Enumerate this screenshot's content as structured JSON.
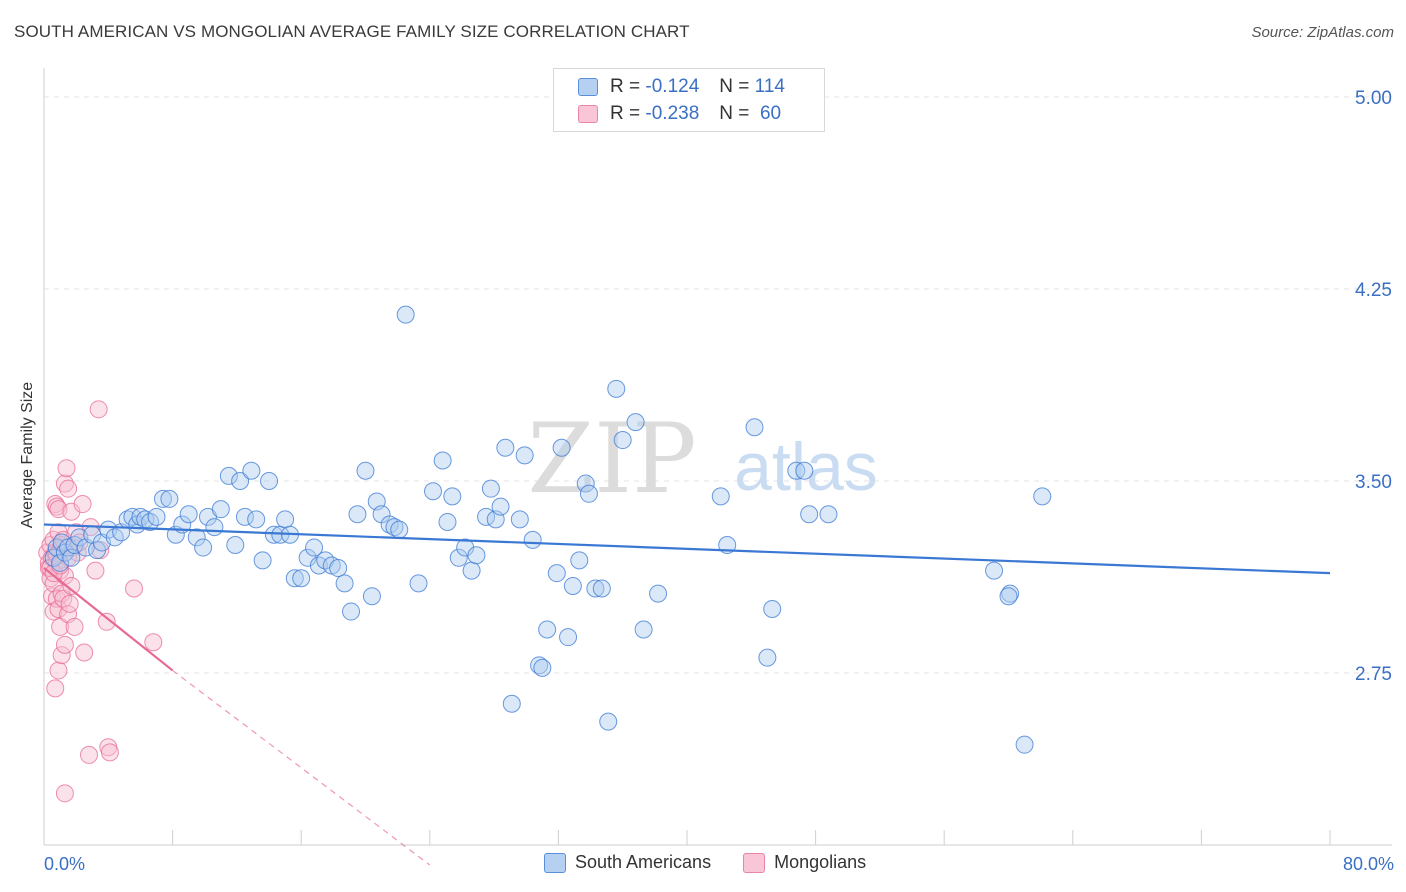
{
  "title": "SOUTH AMERICAN VS MONGOLIAN AVERAGE FAMILY SIZE CORRELATION CHART",
  "source": "Source: ZipAtlas.com",
  "watermark": {
    "zip": "ZIP",
    "atlas": "atlas"
  },
  "legend": {
    "rows": [
      {
        "r_label": "R =",
        "r_value": "-0.124",
        "n_label": "N =",
        "n_value": "114"
      },
      {
        "r_label": "R =",
        "r_value": "-0.238",
        "n_label": "N =",
        "n_value": "60"
      }
    ]
  },
  "colors": {
    "blue": "#3a78d4",
    "blue_fill": "#aecbf0",
    "pink": "#e86a94",
    "pink_fill": "#f6bed0",
    "grid": "#e3e3e3",
    "tick_label": "#3a6fc4"
  },
  "chart_data": {
    "type": "scatter",
    "title": "SOUTH AMERICAN VS MONGOLIAN AVERAGE FAMILY SIZE CORRELATION CHART",
    "xlabel": "",
    "ylabel": "Average Family Size",
    "xlim": [
      0,
      80
    ],
    "ylim": [
      2.0,
      5.05
    ],
    "x_tick_labels": [
      "0.0%",
      "80.0%"
    ],
    "y_ticks": [
      2.75,
      3.5,
      4.25,
      5.0
    ],
    "y_tick_labels": [
      "2.75",
      "3.50",
      "4.25",
      "5.00"
    ],
    "grid": true,
    "legend_position": "bottom-center",
    "series": [
      {
        "name": "South Americans",
        "r": -0.124,
        "n": 114,
        "trend": {
          "x": [
            0,
            80
          ],
          "y": [
            3.33,
            3.14
          ]
        },
        "points": [
          [
            0.6,
            3.2
          ],
          [
            0.8,
            3.24
          ],
          [
            1.0,
            3.18
          ],
          [
            1.1,
            3.26
          ],
          [
            1.3,
            3.22
          ],
          [
            1.5,
            3.24
          ],
          [
            1.7,
            3.2
          ],
          [
            1.9,
            3.25
          ],
          [
            2.2,
            3.28
          ],
          [
            2.6,
            3.24
          ],
          [
            3.0,
            3.29
          ],
          [
            3.3,
            3.23
          ],
          [
            3.6,
            3.26
          ],
          [
            4.0,
            3.31
          ],
          [
            4.4,
            3.28
          ],
          [
            4.8,
            3.3
          ],
          [
            5.2,
            3.35
          ],
          [
            5.5,
            3.36
          ],
          [
            5.8,
            3.33
          ],
          [
            6.0,
            3.36
          ],
          [
            6.3,
            3.35
          ],
          [
            6.6,
            3.34
          ],
          [
            7.0,
            3.36
          ],
          [
            7.4,
            3.43
          ],
          [
            7.8,
            3.43
          ],
          [
            8.2,
            3.29
          ],
          [
            8.6,
            3.33
          ],
          [
            9.0,
            3.37
          ],
          [
            9.5,
            3.28
          ],
          [
            9.9,
            3.24
          ],
          [
            10.2,
            3.36
          ],
          [
            10.6,
            3.32
          ],
          [
            11.0,
            3.39
          ],
          [
            11.5,
            3.52
          ],
          [
            11.9,
            3.25
          ],
          [
            12.2,
            3.5
          ],
          [
            12.5,
            3.36
          ],
          [
            12.9,
            3.54
          ],
          [
            13.2,
            3.35
          ],
          [
            13.6,
            3.19
          ],
          [
            14.0,
            3.5
          ],
          [
            14.3,
            3.29
          ],
          [
            14.7,
            3.29
          ],
          [
            15.0,
            3.35
          ],
          [
            15.3,
            3.29
          ],
          [
            15.6,
            3.12
          ],
          [
            16.0,
            3.12
          ],
          [
            16.4,
            3.2
          ],
          [
            16.8,
            3.24
          ],
          [
            17.1,
            3.17
          ],
          [
            17.5,
            3.19
          ],
          [
            17.9,
            3.17
          ],
          [
            18.3,
            3.16
          ],
          [
            18.7,
            3.1
          ],
          [
            19.1,
            2.99
          ],
          [
            19.5,
            3.37
          ],
          [
            20.0,
            3.54
          ],
          [
            20.4,
            3.05
          ],
          [
            20.7,
            3.42
          ],
          [
            21.0,
            3.37
          ],
          [
            21.5,
            3.33
          ],
          [
            21.8,
            3.32
          ],
          [
            22.1,
            3.31
          ],
          [
            22.5,
            4.15
          ],
          [
            23.3,
            3.1
          ],
          [
            24.2,
            3.46
          ],
          [
            24.8,
            3.58
          ],
          [
            25.1,
            3.34
          ],
          [
            25.4,
            3.44
          ],
          [
            25.8,
            3.2
          ],
          [
            26.2,
            3.24
          ],
          [
            26.6,
            3.15
          ],
          [
            26.9,
            3.21
          ],
          [
            27.5,
            3.36
          ],
          [
            27.8,
            3.47
          ],
          [
            28.1,
            3.35
          ],
          [
            28.4,
            3.4
          ],
          [
            28.7,
            3.63
          ],
          [
            29.1,
            2.63
          ],
          [
            29.6,
            3.35
          ],
          [
            29.9,
            3.6
          ],
          [
            30.4,
            3.27
          ],
          [
            30.8,
            2.78
          ],
          [
            31.0,
            2.77
          ],
          [
            31.3,
            2.92
          ],
          [
            31.9,
            3.14
          ],
          [
            32.2,
            3.63
          ],
          [
            32.6,
            2.89
          ],
          [
            32.9,
            3.09
          ],
          [
            33.3,
            3.19
          ],
          [
            33.7,
            3.49
          ],
          [
            33.9,
            3.45
          ],
          [
            34.3,
            3.08
          ],
          [
            34.7,
            3.08
          ],
          [
            35.1,
            2.56
          ],
          [
            35.6,
            3.86
          ],
          [
            36.0,
            3.66
          ],
          [
            36.8,
            3.73
          ],
          [
            37.3,
            2.92
          ],
          [
            38.2,
            3.06
          ],
          [
            42.1,
            3.44
          ],
          [
            42.5,
            3.25
          ],
          [
            44.2,
            3.71
          ],
          [
            45.0,
            2.81
          ],
          [
            45.3,
            3.0
          ],
          [
            46.8,
            3.54
          ],
          [
            47.3,
            3.54
          ],
          [
            47.6,
            3.37
          ],
          [
            48.8,
            3.37
          ],
          [
            59.1,
            3.15
          ],
          [
            60.1,
            3.06
          ],
          [
            61.0,
            2.47
          ],
          [
            62.1,
            3.44
          ],
          [
            60.0,
            3.05
          ]
        ]
      },
      {
        "name": "Mongolians",
        "r": -0.238,
        "n": 60,
        "trend": {
          "x": [
            0,
            8
          ],
          "y": [
            3.16,
            2.76
          ]
        },
        "trend_dashed": {
          "x": [
            8,
            24
          ],
          "y": [
            2.76,
            2.0
          ]
        },
        "points": [
          [
            0.2,
            3.22
          ],
          [
            0.3,
            3.18
          ],
          [
            0.3,
            3.16
          ],
          [
            0.4,
            3.25
          ],
          [
            0.4,
            3.12
          ],
          [
            0.5,
            3.2
          ],
          [
            0.5,
            3.05
          ],
          [
            0.6,
            3.27
          ],
          [
            0.6,
            3.1
          ],
          [
            0.6,
            2.99
          ],
          [
            0.7,
            3.41
          ],
          [
            0.7,
            3.22
          ],
          [
            0.7,
            2.69
          ],
          [
            0.8,
            3.4
          ],
          [
            0.8,
            3.18
          ],
          [
            0.8,
            3.04
          ],
          [
            0.9,
            3.39
          ],
          [
            0.9,
            3.3
          ],
          [
            0.9,
            3.0
          ],
          [
            0.9,
            2.76
          ],
          [
            1.0,
            3.23
          ],
          [
            1.0,
            3.15
          ],
          [
            1.0,
            2.93
          ],
          [
            1.1,
            3.25
          ],
          [
            1.1,
            3.06
          ],
          [
            1.1,
            2.82
          ],
          [
            1.2,
            3.27
          ],
          [
            1.2,
            3.04
          ],
          [
            1.3,
            3.49
          ],
          [
            1.3,
            3.13
          ],
          [
            1.3,
            2.86
          ],
          [
            1.3,
            2.28
          ],
          [
            1.4,
            3.55
          ],
          [
            1.5,
            3.47
          ],
          [
            1.5,
            3.2
          ],
          [
            1.5,
            2.98
          ],
          [
            1.6,
            3.02
          ],
          [
            1.7,
            3.38
          ],
          [
            1.7,
            3.09
          ],
          [
            1.8,
            3.24
          ],
          [
            1.9,
            2.93
          ],
          [
            2.0,
            3.3
          ],
          [
            2.1,
            3.22
          ],
          [
            2.2,
            3.26
          ],
          [
            2.4,
            3.41
          ],
          [
            2.5,
            2.83
          ],
          [
            2.8,
            2.43
          ],
          [
            2.9,
            3.32
          ],
          [
            3.2,
            3.15
          ],
          [
            3.4,
            3.78
          ],
          [
            3.5,
            3.23
          ],
          [
            3.9,
            2.95
          ],
          [
            4.0,
            2.46
          ],
          [
            4.1,
            2.44
          ],
          [
            5.6,
            3.08
          ],
          [
            6.8,
            2.87
          ],
          [
            0.4,
            3.16
          ],
          [
            0.6,
            3.14
          ],
          [
            0.8,
            3.21
          ],
          [
            1.0,
            3.17
          ]
        ]
      }
    ]
  },
  "bottom_legend": {
    "items": [
      {
        "label": "South Americans"
      },
      {
        "label": "Mongolians"
      }
    ]
  }
}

* **Description of the task**: Locate all lines holding the word "title", then copy them out.

* **Answer below**:
  "title": "SOUTH AMERICAN VS MONGOLIAN AVERAGE FAMILY SIZE CORRELATION CHART",
    "title": "SOUTH AMERICAN VS MONGOLIAN AVERAGE FAMILY SIZE CORRELATION CHART",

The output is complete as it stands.